[Stored entries]
------------------------------------------------

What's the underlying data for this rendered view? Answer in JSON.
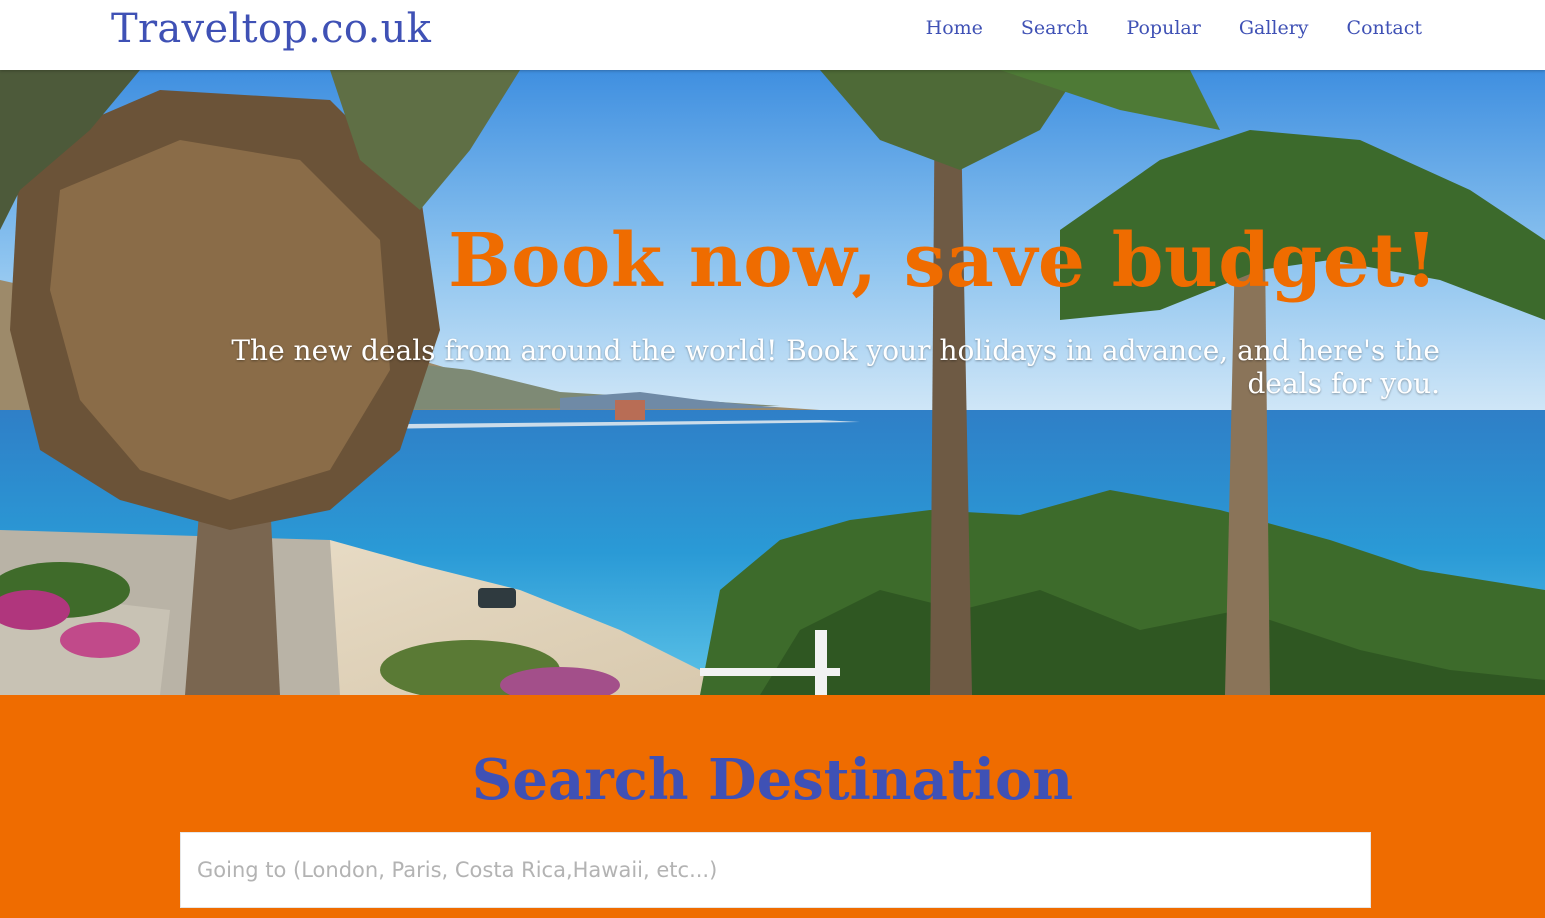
{
  "header": {
    "brand": "Traveltop.co.uk",
    "nav": [
      "Home",
      "Search",
      "Popular",
      "Gallery",
      "Contact"
    ]
  },
  "hero": {
    "title": "Book now, save budget!",
    "subtitle": "The new deals from around the world! Book your holidays in advance, and here's the deals for you."
  },
  "search": {
    "title": "Search Destination",
    "placeholder": "Going to (London, Paris, Costa Rica,Hawaii, etc...)",
    "value": ""
  },
  "colors": {
    "accent": "#ef6c00",
    "brand": "#3f51b5"
  }
}
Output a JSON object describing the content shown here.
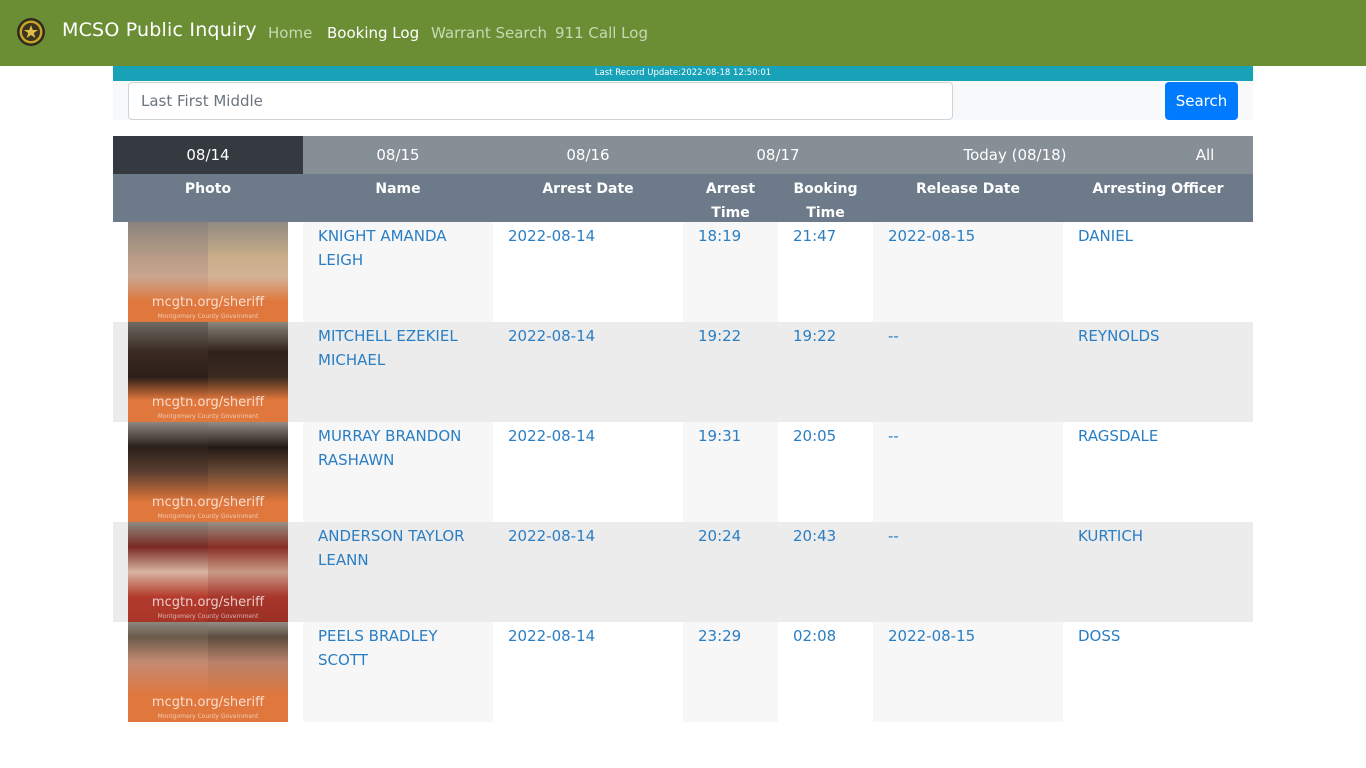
{
  "nav": {
    "brand": "MCSO Public Inquiry",
    "links": [
      "Home",
      "Booking Log",
      "Warrant Search",
      "911 Call Log"
    ],
    "active": "Booking Log"
  },
  "update_text": "Last Record Update:2022-08-18 12:50:01",
  "search": {
    "placeholder": "Last First Middle",
    "button_label": "Search"
  },
  "tabs": [
    "08/14",
    "08/15",
    "08/16",
    "08/17",
    "Today (08/18)",
    "All"
  ],
  "active_tab": "08/14",
  "columns": {
    "photo": "Photo",
    "name": "Name",
    "arrest_date": "Arrest Date",
    "arrest_time_1": "Arrest",
    "arrest_time_2": "Time",
    "booking_time_1": "Booking",
    "booking_time_2": "Time",
    "release_date": "Release Date",
    "officer": "Arresting Officer"
  },
  "photo_watermark": "mcgtn.org/sheriff",
  "photo_watermark_sub": "Montgomery County Government",
  "rows": [
    {
      "name_1": "KNIGHT AMANDA",
      "name_2": "LEIGH",
      "arrest_date": "2022-08-14",
      "arrest_time": "18:19",
      "booking_time": "21:47",
      "release_date": "2022-08-15",
      "officer": "DANIEL"
    },
    {
      "name_1": "MITCHELL EZEKIEL",
      "name_2": "MICHAEL",
      "arrest_date": "2022-08-14",
      "arrest_time": "19:22",
      "booking_time": "19:22",
      "release_date": "--",
      "officer": "REYNOLDS"
    },
    {
      "name_1": "MURRAY BRANDON",
      "name_2": "RASHAWN",
      "arrest_date": "2022-08-14",
      "arrest_time": "19:31",
      "booking_time": "20:05",
      "release_date": "--",
      "officer": "RAGSDALE"
    },
    {
      "name_1": "ANDERSON TAYLOR",
      "name_2": "LEANN",
      "arrest_date": "2022-08-14",
      "arrest_time": "20:24",
      "booking_time": "20:43",
      "release_date": "--",
      "officer": "KURTICH"
    },
    {
      "name_1": "PEELS BRADLEY",
      "name_2": "SCOTT",
      "arrest_date": "2022-08-14",
      "arrest_time": "23:29",
      "booking_time": "02:08",
      "release_date": "2022-08-15",
      "officer": "DOSS"
    }
  ]
}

------------------------------------------------

Excluding the pictures, reproduce every entry exactly as given.

What's the underlying data for this rendered view? Answer in JSON.
{
  "header": {
    "brand": "Traveltop.co.uk",
    "nav": [
      "Home",
      "Search",
      "Popular",
      "Gallery",
      "Contact"
    ]
  },
  "hero": {
    "title": "Book now, save budget!",
    "subtitle": "The new deals from around the world! Book your holidays in advance, and here's the deals for you."
  },
  "search": {
    "title": "Search Destination",
    "placeholder": "Going to (London, Paris, Costa Rica,Hawaii, etc...)",
    "value": ""
  },
  "colors": {
    "accent": "#ef6c00",
    "brand": "#3f51b5"
  }
}
Output a JSON object describing the content shown here.
{
  "nav": {
    "brand": "MCSO Public Inquiry",
    "links": [
      "Home",
      "Booking Log",
      "Warrant Search",
      "911 Call Log"
    ],
    "active": "Booking Log"
  },
  "update_text": "Last Record Update:2022-08-18 12:50:01",
  "search": {
    "placeholder": "Last First Middle",
    "button_label": "Search"
  },
  "tabs": [
    "08/14",
    "08/15",
    "08/16",
    "08/17",
    "Today (08/18)",
    "All"
  ],
  "active_tab": "08/14",
  "columns": {
    "photo": "Photo",
    "name": "Name",
    "arrest_date": "Arrest Date",
    "arrest_time_1": "Arrest",
    "arrest_time_2": "Time",
    "booking_time_1": "Booking",
    "booking_time_2": "Time",
    "release_date": "Release Date",
    "officer": "Arresting Officer"
  },
  "photo_watermark": "mcgtn.org/sheriff",
  "photo_watermark_sub": "Montgomery County Government",
  "rows": [
    {
      "name_1": "KNIGHT AMANDA",
      "name_2": "LEIGH",
      "arrest_date": "2022-08-14",
      "arrest_time": "18:19",
      "booking_time": "21:47",
      "release_date": "2022-08-15",
      "officer": "DANIEL"
    },
    {
      "name_1": "MITCHELL EZEKIEL",
      "name_2": "MICHAEL",
      "arrest_date": "2022-08-14",
      "arrest_time": "19:22",
      "booking_time": "19:22",
      "release_date": "--",
      "officer": "REYNOLDS"
    },
    {
      "name_1": "MURRAY BRANDON",
      "name_2": "RASHAWN",
      "arrest_date": "2022-08-14",
      "arrest_time": "19:31",
      "booking_time": "20:05",
      "release_date": "--",
      "officer": "RAGSDALE"
    },
    {
      "name_1": "ANDERSON TAYLOR",
      "name_2": "LEANN",
      "arrest_date": "2022-08-14",
      "arrest_time": "20:24",
      "booking_time": "20:43",
      "release_date": "--",
      "officer": "KURTICH"
    },
    {
      "name_1": "PEELS BRADLEY",
      "name_2": "SCOTT",
      "arrest_date": "2022-08-14",
      "arrest_time": "23:29",
      "booking_time": "02:08",
      "release_date": "2022-08-15",
      "officer": "DOSS"
    }
  ]
}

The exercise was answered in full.